DATA FOR PROCESSING:

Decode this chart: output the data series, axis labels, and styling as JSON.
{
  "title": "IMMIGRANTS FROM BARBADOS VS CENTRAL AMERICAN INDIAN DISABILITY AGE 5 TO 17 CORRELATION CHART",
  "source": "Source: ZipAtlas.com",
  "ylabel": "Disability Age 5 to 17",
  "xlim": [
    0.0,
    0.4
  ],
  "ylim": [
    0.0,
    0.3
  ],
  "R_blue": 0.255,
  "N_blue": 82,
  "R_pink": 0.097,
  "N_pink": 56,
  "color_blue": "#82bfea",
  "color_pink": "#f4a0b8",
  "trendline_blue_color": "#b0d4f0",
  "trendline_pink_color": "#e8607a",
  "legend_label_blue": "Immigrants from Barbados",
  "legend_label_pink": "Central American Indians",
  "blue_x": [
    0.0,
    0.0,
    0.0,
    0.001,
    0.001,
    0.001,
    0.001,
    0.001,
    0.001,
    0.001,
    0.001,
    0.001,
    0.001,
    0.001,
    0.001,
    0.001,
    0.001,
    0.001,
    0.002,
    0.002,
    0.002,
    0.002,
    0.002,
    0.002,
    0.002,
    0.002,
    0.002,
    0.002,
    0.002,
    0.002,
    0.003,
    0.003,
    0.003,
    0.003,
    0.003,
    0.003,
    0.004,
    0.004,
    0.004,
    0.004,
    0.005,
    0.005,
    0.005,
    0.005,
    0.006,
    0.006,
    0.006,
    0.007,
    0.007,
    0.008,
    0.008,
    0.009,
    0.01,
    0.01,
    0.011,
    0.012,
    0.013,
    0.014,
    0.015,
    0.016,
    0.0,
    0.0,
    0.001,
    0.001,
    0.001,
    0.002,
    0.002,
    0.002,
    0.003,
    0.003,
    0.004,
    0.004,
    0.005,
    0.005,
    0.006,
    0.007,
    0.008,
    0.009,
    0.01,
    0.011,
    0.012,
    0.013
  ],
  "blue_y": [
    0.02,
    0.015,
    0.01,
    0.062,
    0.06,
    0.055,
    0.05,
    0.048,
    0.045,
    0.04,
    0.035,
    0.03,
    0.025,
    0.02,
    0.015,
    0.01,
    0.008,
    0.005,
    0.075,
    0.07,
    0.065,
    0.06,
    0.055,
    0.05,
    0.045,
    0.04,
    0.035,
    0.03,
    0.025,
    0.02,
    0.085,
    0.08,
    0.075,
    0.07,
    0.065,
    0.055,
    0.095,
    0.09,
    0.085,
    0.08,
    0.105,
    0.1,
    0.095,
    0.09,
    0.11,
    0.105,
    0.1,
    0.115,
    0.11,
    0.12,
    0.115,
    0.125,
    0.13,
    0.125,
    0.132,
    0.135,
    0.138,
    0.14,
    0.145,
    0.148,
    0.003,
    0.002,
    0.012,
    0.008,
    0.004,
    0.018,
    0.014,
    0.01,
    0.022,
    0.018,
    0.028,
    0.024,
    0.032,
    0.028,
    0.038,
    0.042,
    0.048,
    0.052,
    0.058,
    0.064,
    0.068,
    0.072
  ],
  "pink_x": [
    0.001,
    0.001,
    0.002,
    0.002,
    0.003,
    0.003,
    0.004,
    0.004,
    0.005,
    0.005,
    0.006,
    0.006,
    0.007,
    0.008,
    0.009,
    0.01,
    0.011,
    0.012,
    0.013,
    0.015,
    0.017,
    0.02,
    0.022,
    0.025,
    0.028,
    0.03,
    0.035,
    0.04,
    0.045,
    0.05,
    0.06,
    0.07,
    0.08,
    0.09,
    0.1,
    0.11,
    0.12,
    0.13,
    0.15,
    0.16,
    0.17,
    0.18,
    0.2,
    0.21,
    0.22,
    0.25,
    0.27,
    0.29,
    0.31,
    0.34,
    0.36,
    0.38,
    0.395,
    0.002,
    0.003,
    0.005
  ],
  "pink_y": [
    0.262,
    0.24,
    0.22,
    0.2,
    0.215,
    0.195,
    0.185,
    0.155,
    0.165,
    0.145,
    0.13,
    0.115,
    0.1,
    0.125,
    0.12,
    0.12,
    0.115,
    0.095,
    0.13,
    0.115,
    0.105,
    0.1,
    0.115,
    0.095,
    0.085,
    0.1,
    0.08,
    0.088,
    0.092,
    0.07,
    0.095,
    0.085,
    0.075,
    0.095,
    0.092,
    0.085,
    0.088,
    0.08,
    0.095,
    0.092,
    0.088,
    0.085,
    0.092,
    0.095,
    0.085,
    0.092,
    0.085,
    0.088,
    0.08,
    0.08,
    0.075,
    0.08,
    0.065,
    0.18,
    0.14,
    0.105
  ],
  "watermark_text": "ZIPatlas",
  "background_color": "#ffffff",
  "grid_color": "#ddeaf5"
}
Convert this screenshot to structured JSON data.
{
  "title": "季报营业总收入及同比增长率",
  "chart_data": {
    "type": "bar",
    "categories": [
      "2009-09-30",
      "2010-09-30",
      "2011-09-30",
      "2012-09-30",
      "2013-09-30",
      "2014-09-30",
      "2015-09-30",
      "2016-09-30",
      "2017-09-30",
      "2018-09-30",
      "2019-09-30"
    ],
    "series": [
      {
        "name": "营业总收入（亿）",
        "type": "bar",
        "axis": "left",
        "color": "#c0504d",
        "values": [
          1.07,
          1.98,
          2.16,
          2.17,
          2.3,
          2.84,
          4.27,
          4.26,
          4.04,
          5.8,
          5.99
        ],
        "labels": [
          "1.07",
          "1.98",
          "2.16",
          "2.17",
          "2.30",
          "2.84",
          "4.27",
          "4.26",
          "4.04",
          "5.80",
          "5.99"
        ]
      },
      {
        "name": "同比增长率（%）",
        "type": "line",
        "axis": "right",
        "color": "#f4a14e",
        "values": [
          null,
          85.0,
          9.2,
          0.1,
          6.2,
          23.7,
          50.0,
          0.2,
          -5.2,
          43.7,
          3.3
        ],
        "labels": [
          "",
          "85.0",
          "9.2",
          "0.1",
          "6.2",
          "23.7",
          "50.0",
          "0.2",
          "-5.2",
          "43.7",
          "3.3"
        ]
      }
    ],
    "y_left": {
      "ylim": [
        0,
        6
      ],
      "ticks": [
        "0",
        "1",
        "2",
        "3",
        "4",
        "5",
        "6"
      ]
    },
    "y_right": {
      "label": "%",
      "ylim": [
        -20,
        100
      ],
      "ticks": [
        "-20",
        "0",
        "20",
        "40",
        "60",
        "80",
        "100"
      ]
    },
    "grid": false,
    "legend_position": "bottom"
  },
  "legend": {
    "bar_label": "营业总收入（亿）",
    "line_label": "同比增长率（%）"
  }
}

WORK REQUIRED:
Copy out each record exactly as given, omitting none.

REPLY:
Decode this chart: output the data series, axis labels, and styling as JSON.
{
  "title": "IMMIGRANTS FROM BARBADOS VS CENTRAL AMERICAN INDIAN DISABILITY AGE 5 TO 17 CORRELATION CHART",
  "source": "Source: ZipAtlas.com",
  "ylabel": "Disability Age 5 to 17",
  "xlim": [
    0.0,
    0.4
  ],
  "ylim": [
    0.0,
    0.3
  ],
  "R_blue": 0.255,
  "N_blue": 82,
  "R_pink": 0.097,
  "N_pink": 56,
  "color_blue": "#82bfea",
  "color_pink": "#f4a0b8",
  "trendline_blue_color": "#b0d4f0",
  "trendline_pink_color": "#e8607a",
  "legend_label_blue": "Immigrants from Barbados",
  "legend_label_pink": "Central American Indians",
  "blue_x": [
    0.0,
    0.0,
    0.0,
    0.001,
    0.001,
    0.001,
    0.001,
    0.001,
    0.001,
    0.001,
    0.001,
    0.001,
    0.001,
    0.001,
    0.001,
    0.001,
    0.001,
    0.001,
    0.002,
    0.002,
    0.002,
    0.002,
    0.002,
    0.002,
    0.002,
    0.002,
    0.002,
    0.002,
    0.002,
    0.002,
    0.003,
    0.003,
    0.003,
    0.003,
    0.003,
    0.003,
    0.004,
    0.004,
    0.004,
    0.004,
    0.005,
    0.005,
    0.005,
    0.005,
    0.006,
    0.006,
    0.006,
    0.007,
    0.007,
    0.008,
    0.008,
    0.009,
    0.01,
    0.01,
    0.011,
    0.012,
    0.013,
    0.014,
    0.015,
    0.016,
    0.0,
    0.0,
    0.001,
    0.001,
    0.001,
    0.002,
    0.002,
    0.002,
    0.003,
    0.003,
    0.004,
    0.004,
    0.005,
    0.005,
    0.006,
    0.007,
    0.008,
    0.009,
    0.01,
    0.011,
    0.012,
    0.013
  ],
  "blue_y": [
    0.02,
    0.015,
    0.01,
    0.062,
    0.06,
    0.055,
    0.05,
    0.048,
    0.045,
    0.04,
    0.035,
    0.03,
    0.025,
    0.02,
    0.015,
    0.01,
    0.008,
    0.005,
    0.075,
    0.07,
    0.065,
    0.06,
    0.055,
    0.05,
    0.045,
    0.04,
    0.035,
    0.03,
    0.025,
    0.02,
    0.085,
    0.08,
    0.075,
    0.07,
    0.065,
    0.055,
    0.095,
    0.09,
    0.085,
    0.08,
    0.105,
    0.1,
    0.095,
    0.09,
    0.11,
    0.105,
    0.1,
    0.115,
    0.11,
    0.12,
    0.115,
    0.125,
    0.13,
    0.125,
    0.132,
    0.135,
    0.138,
    0.14,
    0.145,
    0.148,
    0.003,
    0.002,
    0.012,
    0.008,
    0.004,
    0.018,
    0.014,
    0.01,
    0.022,
    0.018,
    0.028,
    0.024,
    0.032,
    0.028,
    0.038,
    0.042,
    0.048,
    0.052,
    0.058,
    0.064,
    0.068,
    0.072
  ],
  "pink_x": [
    0.001,
    0.001,
    0.002,
    0.002,
    0.003,
    0.003,
    0.004,
    0.004,
    0.005,
    0.005,
    0.006,
    0.006,
    0.007,
    0.008,
    0.009,
    0.01,
    0.011,
    0.012,
    0.013,
    0.015,
    0.017,
    0.02,
    0.022,
    0.025,
    0.028,
    0.03,
    0.035,
    0.04,
    0.045,
    0.05,
    0.06,
    0.07,
    0.08,
    0.09,
    0.1,
    0.11,
    0.12,
    0.13,
    0.15,
    0.16,
    0.17,
    0.18,
    0.2,
    0.21,
    0.22,
    0.25,
    0.27,
    0.29,
    0.31,
    0.34,
    0.36,
    0.38,
    0.395,
    0.002,
    0.003,
    0.005
  ],
  "pink_y": [
    0.262,
    0.24,
    0.22,
    0.2,
    0.215,
    0.195,
    0.185,
    0.155,
    0.165,
    0.145,
    0.13,
    0.115,
    0.1,
    0.125,
    0.12,
    0.12,
    0.115,
    0.095,
    0.13,
    0.115,
    0.105,
    0.1,
    0.115,
    0.095,
    0.085,
    0.1,
    0.08,
    0.088,
    0.092,
    0.07,
    0.095,
    0.085,
    0.075,
    0.095,
    0.092,
    0.085,
    0.088,
    0.08,
    0.095,
    0.092,
    0.088,
    0.085,
    0.092,
    0.095,
    0.085,
    0.092,
    0.085,
    0.088,
    0.08,
    0.08,
    0.075,
    0.08,
    0.065,
    0.18,
    0.14,
    0.105
  ],
  "watermark_text": "ZIPatlas",
  "background_color": "#ffffff",
  "grid_color": "#ddeaf5"
}
Convert this screenshot to structured JSON data.
{
  "title": "季报营业总收入及同比增长率",
  "chart_data": {
    "type": "bar",
    "categories": [
      "2009-09-30",
      "2010-09-30",
      "2011-09-30",
      "2012-09-30",
      "2013-09-30",
      "2014-09-30",
      "2015-09-30",
      "2016-09-30",
      "2017-09-30",
      "2018-09-30",
      "2019-09-30"
    ],
    "series": [
      {
        "name": "营业总收入（亿）",
        "type": "bar",
        "axis": "left",
        "color": "#c0504d",
        "values": [
          1.07,
          1.98,
          2.16,
          2.17,
          2.3,
          2.84,
          4.27,
          4.26,
          4.04,
          5.8,
          5.99
        ],
        "labels": [
          "1.07",
          "1.98",
          "2.16",
          "2.17",
          "2.30",
          "2.84",
          "4.27",
          "4.26",
          "4.04",
          "5.80",
          "5.99"
        ]
      },
      {
        "name": "同比增长率（%）",
        "type": "line",
        "axis": "right",
        "color": "#f4a14e",
        "values": [
          null,
          85.0,
          9.2,
          0.1,
          6.2,
          23.7,
          50.0,
          0.2,
          -5.2,
          43.7,
          3.3
        ],
        "labels": [
          "",
          "85.0",
          "9.2",
          "0.1",
          "6.2",
          "23.7",
          "50.0",
          "0.2",
          "-5.2",
          "43.7",
          "3.3"
        ]
      }
    ],
    "y_left": {
      "ylim": [
        0,
        6
      ],
      "ticks": [
        "0",
        "1",
        "2",
        "3",
        "4",
        "5",
        "6"
      ]
    },
    "y_right": {
      "label": "%",
      "ylim": [
        -20,
        100
      ],
      "ticks": [
        "-20",
        "0",
        "20",
        "40",
        "60",
        "80",
        "100"
      ]
    },
    "grid": false,
    "legend_position": "bottom"
  },
  "legend": {
    "bar_label": "营业总收入（亿）",
    "line_label": "同比增长率（%）"
  }
}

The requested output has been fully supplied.